Records for this task

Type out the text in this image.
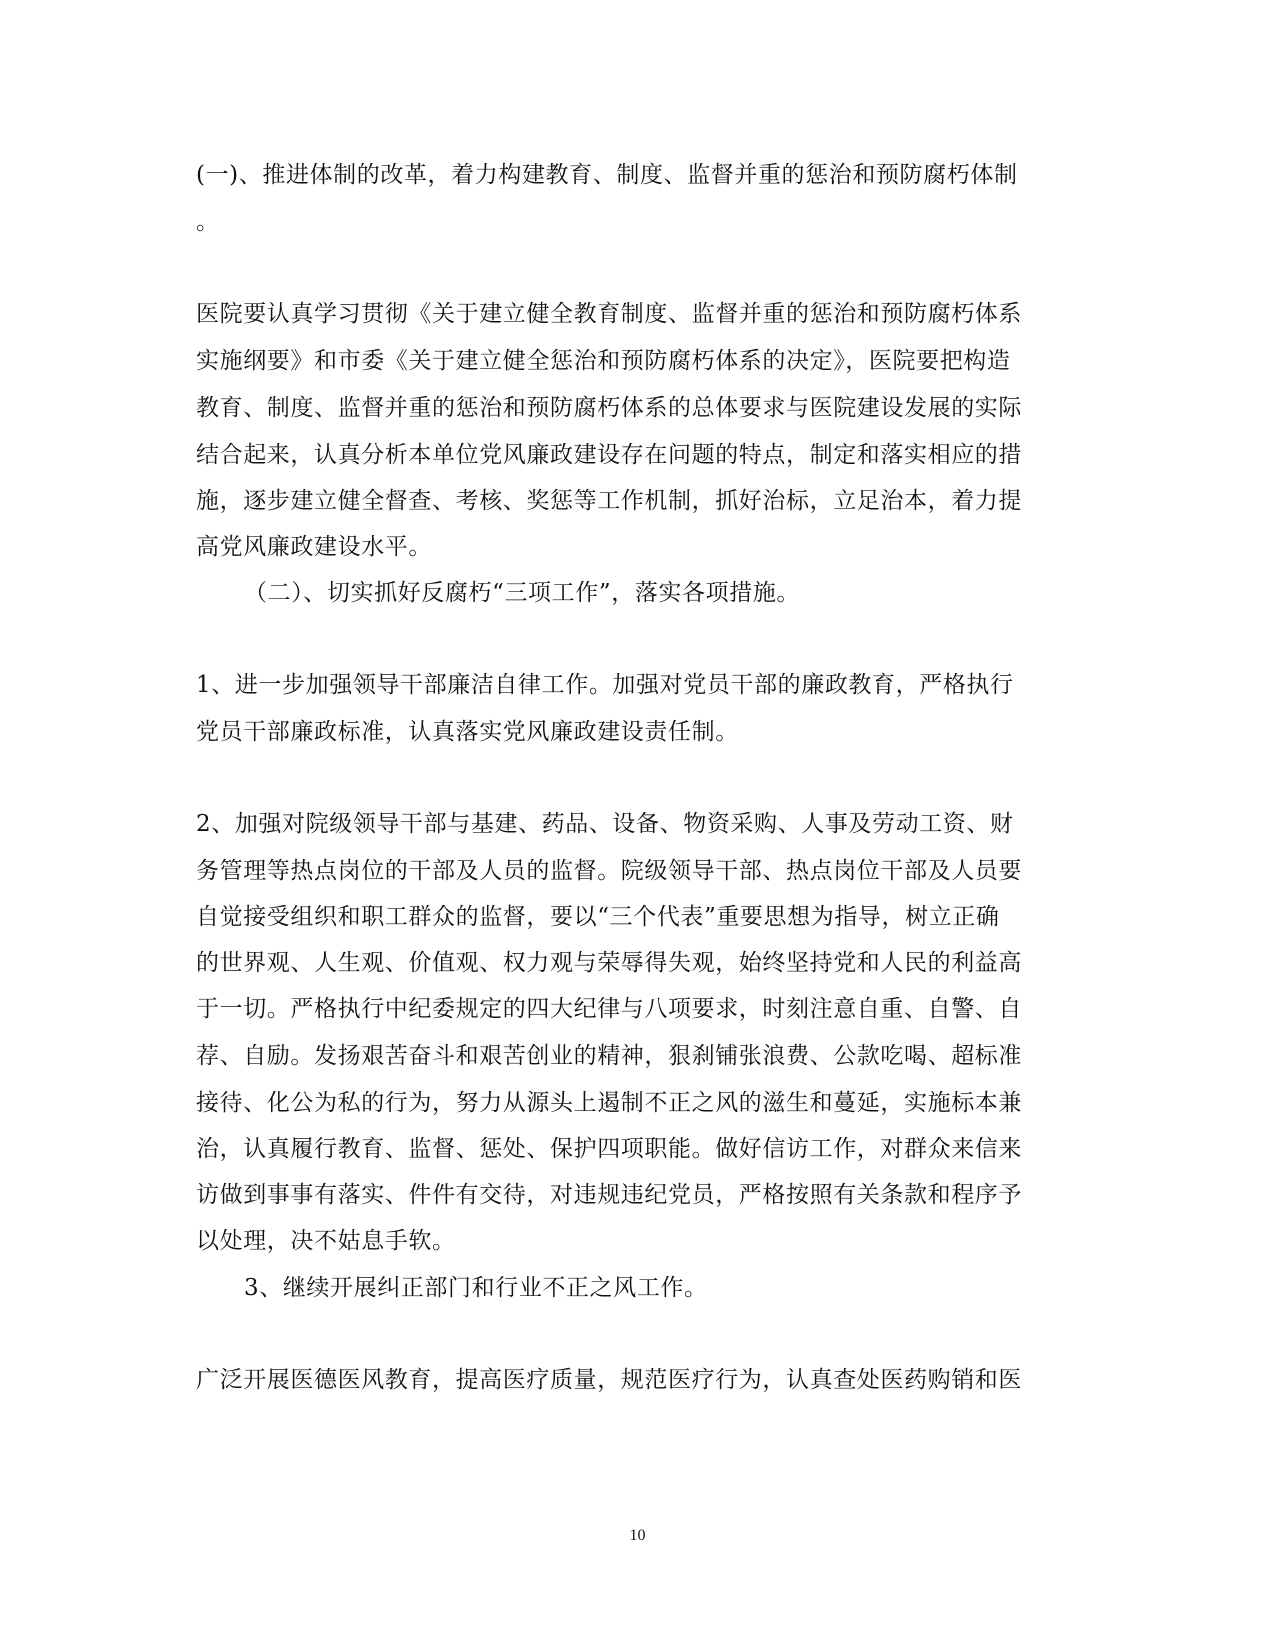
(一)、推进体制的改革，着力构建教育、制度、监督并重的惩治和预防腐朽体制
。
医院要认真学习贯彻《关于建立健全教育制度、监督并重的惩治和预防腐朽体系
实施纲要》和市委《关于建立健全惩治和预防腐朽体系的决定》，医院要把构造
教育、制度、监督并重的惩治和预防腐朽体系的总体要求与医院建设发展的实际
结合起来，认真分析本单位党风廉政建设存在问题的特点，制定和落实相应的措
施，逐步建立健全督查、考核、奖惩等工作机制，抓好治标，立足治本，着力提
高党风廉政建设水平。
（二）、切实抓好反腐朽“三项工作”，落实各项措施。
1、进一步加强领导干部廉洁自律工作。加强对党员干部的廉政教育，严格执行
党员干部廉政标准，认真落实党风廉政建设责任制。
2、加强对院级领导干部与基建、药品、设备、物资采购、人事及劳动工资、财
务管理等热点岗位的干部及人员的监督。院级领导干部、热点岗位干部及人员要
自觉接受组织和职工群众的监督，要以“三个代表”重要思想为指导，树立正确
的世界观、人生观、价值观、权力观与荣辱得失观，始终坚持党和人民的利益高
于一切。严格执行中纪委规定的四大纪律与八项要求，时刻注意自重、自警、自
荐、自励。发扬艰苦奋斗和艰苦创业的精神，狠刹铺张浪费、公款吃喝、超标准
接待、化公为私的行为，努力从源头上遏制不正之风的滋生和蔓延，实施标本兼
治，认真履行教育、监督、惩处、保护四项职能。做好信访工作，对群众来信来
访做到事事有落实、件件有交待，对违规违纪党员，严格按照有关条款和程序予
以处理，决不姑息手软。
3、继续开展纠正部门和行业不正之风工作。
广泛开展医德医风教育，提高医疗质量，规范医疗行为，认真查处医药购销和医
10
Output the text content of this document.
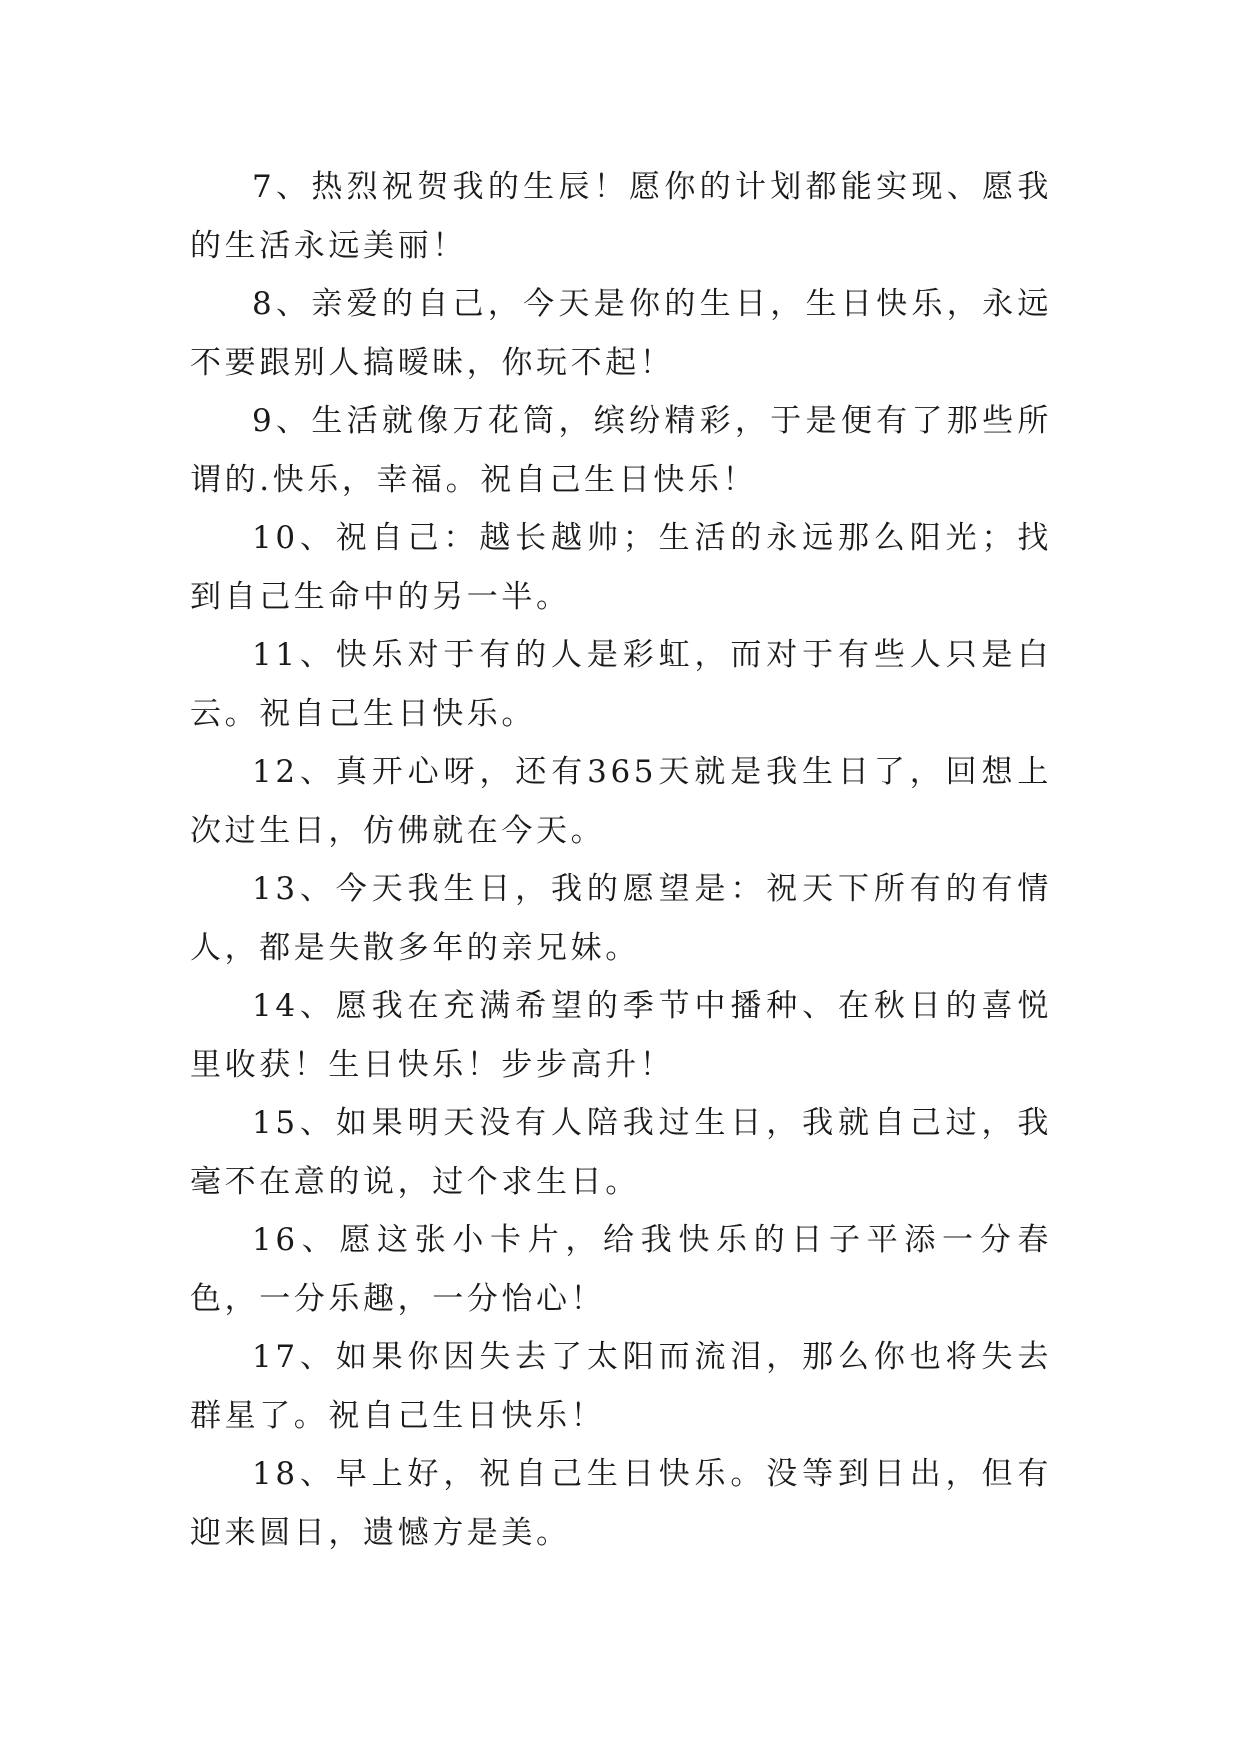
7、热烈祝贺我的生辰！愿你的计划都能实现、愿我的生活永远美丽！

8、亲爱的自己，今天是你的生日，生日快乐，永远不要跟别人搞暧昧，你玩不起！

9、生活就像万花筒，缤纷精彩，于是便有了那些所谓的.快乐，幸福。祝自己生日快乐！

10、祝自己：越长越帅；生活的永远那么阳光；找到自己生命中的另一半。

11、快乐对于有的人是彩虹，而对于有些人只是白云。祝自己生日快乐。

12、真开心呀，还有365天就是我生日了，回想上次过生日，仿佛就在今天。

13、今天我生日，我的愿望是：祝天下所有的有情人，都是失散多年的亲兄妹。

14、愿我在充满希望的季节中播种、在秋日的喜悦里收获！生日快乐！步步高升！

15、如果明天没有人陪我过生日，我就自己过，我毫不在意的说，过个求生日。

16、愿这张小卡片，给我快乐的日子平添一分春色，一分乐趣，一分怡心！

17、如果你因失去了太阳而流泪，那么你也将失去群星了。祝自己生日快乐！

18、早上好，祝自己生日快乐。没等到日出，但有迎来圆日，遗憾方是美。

Required task
Output every entry word for word, but omit the pictures.

Full response
Type out the text in this image.
(一)、推进体制的改革，着力构建教育、制度、监督并重的惩治和预防腐朽体制
。
医院要认真学习贯彻《关于建立健全教育制度、监督并重的惩治和预防腐朽体系
实施纲要》和市委《关于建立健全惩治和预防腐朽体系的决定》，医院要把构造
教育、制度、监督并重的惩治和预防腐朽体系的总体要求与医院建设发展的实际
结合起来，认真分析本单位党风廉政建设存在问题的特点，制定和落实相应的措
施，逐步建立健全督查、考核、奖惩等工作机制，抓好治标，立足治本，着力提
高党风廉政建设水平。
（二）、切实抓好反腐朽“三项工作”，落实各项措施。
1、进一步加强领导干部廉洁自律工作。加强对党员干部的廉政教育，严格执行
党员干部廉政标准，认真落实党风廉政建设责任制。
2、加强对院级领导干部与基建、药品、设备、物资采购、人事及劳动工资、财
务管理等热点岗位的干部及人员的监督。院级领导干部、热点岗位干部及人员要
自觉接受组织和职工群众的监督，要以“三个代表”重要思想为指导，树立正确
的世界观、人生观、价值观、权力观与荣辱得失观，始终坚持党和人民的利益高
于一切。严格执行中纪委规定的四大纪律与八项要求，时刻注意自重、自警、自
荐、自励。发扬艰苦奋斗和艰苦创业的精神，狠刹铺张浪费、公款吃喝、超标准
接待、化公为私的行为，努力从源头上遏制不正之风的滋生和蔓延，实施标本兼
治，认真履行教育、监督、惩处、保护四项职能。做好信访工作，对群众来信来
访做到事事有落实、件件有交待，对违规违纪党员，严格按照有关条款和程序予
以处理，决不姑息手软。
3、继续开展纠正部门和行业不正之风工作。
广泛开展医德医风教育，提高医疗质量，规范医疗行为，认真查处医药购销和医
10
Output the text content of this document.
7、热烈祝贺我的生辰！愿你的计划都能实现、愿我的生活永远美丽！

8、亲爱的自己，今天是你的生日，生日快乐，永远不要跟别人搞暧昧，你玩不起！

9、生活就像万花筒，缤纷精彩，于是便有了那些所谓的.快乐，幸福。祝自己生日快乐！

10、祝自己：越长越帅；生活的永远那么阳光；找到自己生命中的另一半。

11、快乐对于有的人是彩虹，而对于有些人只是白云。祝自己生日快乐。

12、真开心呀，还有365天就是我生日了，回想上次过生日，仿佛就在今天。

13、今天我生日，我的愿望是：祝天下所有的有情人，都是失散多年的亲兄妹。

14、愿我在充满希望的季节中播种、在秋日的喜悦里收获！生日快乐！步步高升！

15、如果明天没有人陪我过生日，我就自己过，我毫不在意的说，过个求生日。

16、愿这张小卡片，给我快乐的日子平添一分春色，一分乐趣，一分怡心！

17、如果你因失去了太阳而流泪，那么你也将失去群星了。祝自己生日快乐！

18、早上好，祝自己生日快乐。没等到日出，但有迎来圆日，遗憾方是美。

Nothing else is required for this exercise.